-- Start --

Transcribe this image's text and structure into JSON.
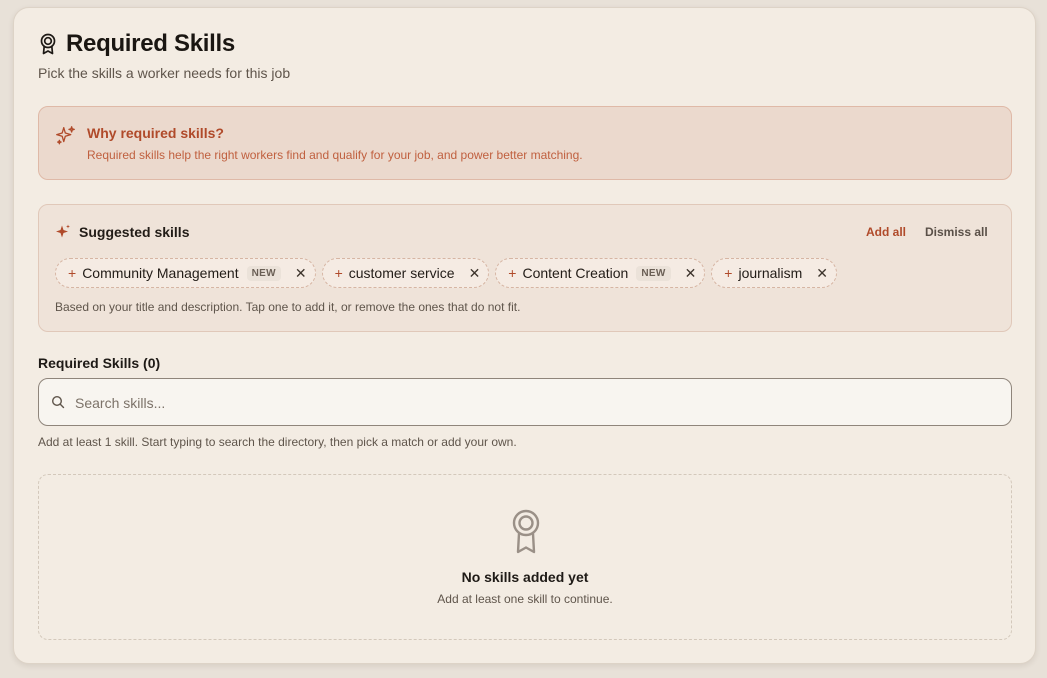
{
  "header": {
    "title": "Required Skills",
    "subtitle": "Pick the skills a worker needs for this job",
    "icon": "award-icon"
  },
  "why_box": {
    "title": "Why required skills?",
    "text": "Required skills help the right workers find and qualify for your job, and power better matching.",
    "icon": "sparkles-icon",
    "accent": "#b04a2a"
  },
  "suggested": {
    "title": "Suggested skills",
    "add_all_label": "Add all",
    "dismiss_all_label": "Dismiss all",
    "chips": [
      {
        "label": "Community Management",
        "badge": "NEW"
      },
      {
        "label": "customer service",
        "badge": ""
      },
      {
        "label": "Content Creation",
        "badge": "NEW"
      },
      {
        "label": "journalism",
        "badge": ""
      }
    ],
    "note": "Based on your title and description. Tap one to add it, or remove the ones that do not fit."
  },
  "required": {
    "label": "Required Skills (0)",
    "search_placeholder": "Search skills...",
    "search_value": "",
    "help": "Add at least 1 skill. Start typing to search the directory, then pick a match or add your own."
  },
  "empty_state": {
    "title": "No skills added yet",
    "subtitle": "Add at least one skill to continue.",
    "icon": "award-icon"
  }
}
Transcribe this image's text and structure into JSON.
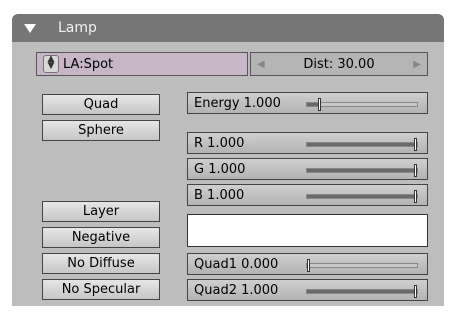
{
  "panel": {
    "title": "Lamp"
  },
  "lamp_datablock": {
    "name": "LA:Spot"
  },
  "dist": {
    "label": "Dist: 30.00"
  },
  "buttons": {
    "quad": "Quad",
    "sphere": "Sphere",
    "layer": "Layer",
    "negative": "Negative",
    "no_diffuse": "No Diffuse",
    "no_specular": "No Specular"
  },
  "sliders": {
    "energy": {
      "label": "Energy 1.000",
      "fraction": 0.1
    },
    "r": {
      "label": "R 1.000",
      "fraction": 1.0
    },
    "g": {
      "label": "G 1.000",
      "fraction": 1.0
    },
    "b": {
      "label": "B 1.000",
      "fraction": 1.0
    },
    "quad1": {
      "label": "Quad1 0.000",
      "fraction": 0.0
    },
    "quad2": {
      "label": "Quad2 1.000",
      "fraction": 1.0
    }
  },
  "color_swatch": "#ffffff",
  "colors": {
    "header": "#767676",
    "panel": "#bdbdbd",
    "datablock": "#c7b5c8"
  }
}
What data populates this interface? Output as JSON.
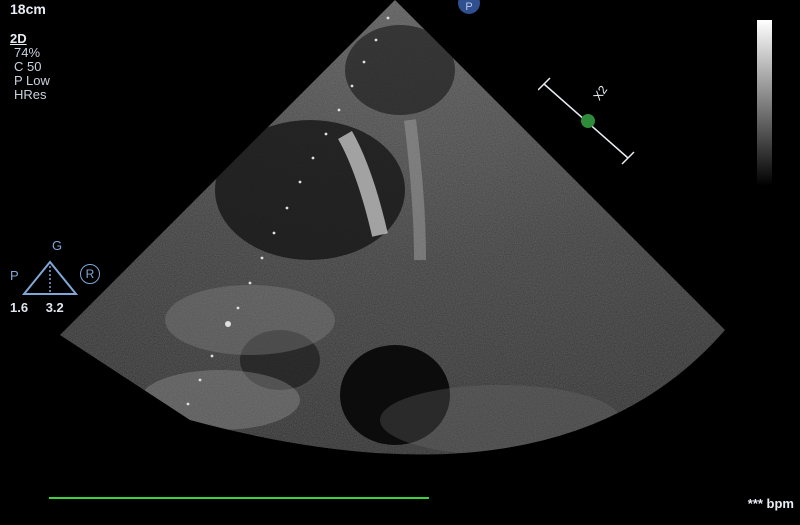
{
  "params": {
    "depth": "18cm",
    "mode": "2D",
    "lines": [
      "74%",
      "C 50",
      "P Low",
      "HRes"
    ]
  },
  "gain": {
    "top_label": "G",
    "left_label": "P",
    "right_label": "R",
    "values": [
      "1.6",
      "3.2"
    ]
  },
  "status": {
    "bpm": "*** bpm"
  },
  "badge": "P",
  "zoom": {
    "label": "X2"
  },
  "colors": {
    "ecg": "#39d439",
    "accent": "#7fa6d6",
    "zoom_handle": "#2e8b3a"
  }
}
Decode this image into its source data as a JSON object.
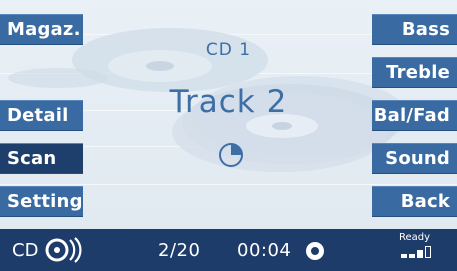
{
  "left_buttons": [
    {
      "label": "Magaz.",
      "active": false
    },
    {
      "label": "Detail",
      "active": false
    },
    {
      "label": "Scan",
      "active": true
    },
    {
      "label": "Setting",
      "active": false
    }
  ],
  "right_buttons": [
    {
      "label": "Bass"
    },
    {
      "label": "Treble"
    },
    {
      "label": "Bal/Fad"
    },
    {
      "label": "Sound"
    },
    {
      "label": "Back"
    }
  ],
  "main": {
    "disc": "CD 1",
    "track": "Track 2"
  },
  "status": {
    "source": "CD",
    "track_count": "2/20",
    "time": "00:04",
    "ready": "Ready"
  },
  "icons": {
    "source": "cd-disc-icon",
    "progress": "clock-progress-icon",
    "play": "play-dot-icon",
    "signal": "signal-strength-icon"
  },
  "colors": {
    "button": "#3a6aa2",
    "active_button": "#1e3f6b",
    "statusbar": "#1d3c6a",
    "accent_text": "#3d6fa6"
  }
}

-- End --

(Task requirements)
Isolate the lines above that contain the word "subtitle" and copy them.

(Answer to the problem)
    "subtitle": "Pick the skills a worker needs for this job",
    "subtitle": "Add at least one skill to continue.",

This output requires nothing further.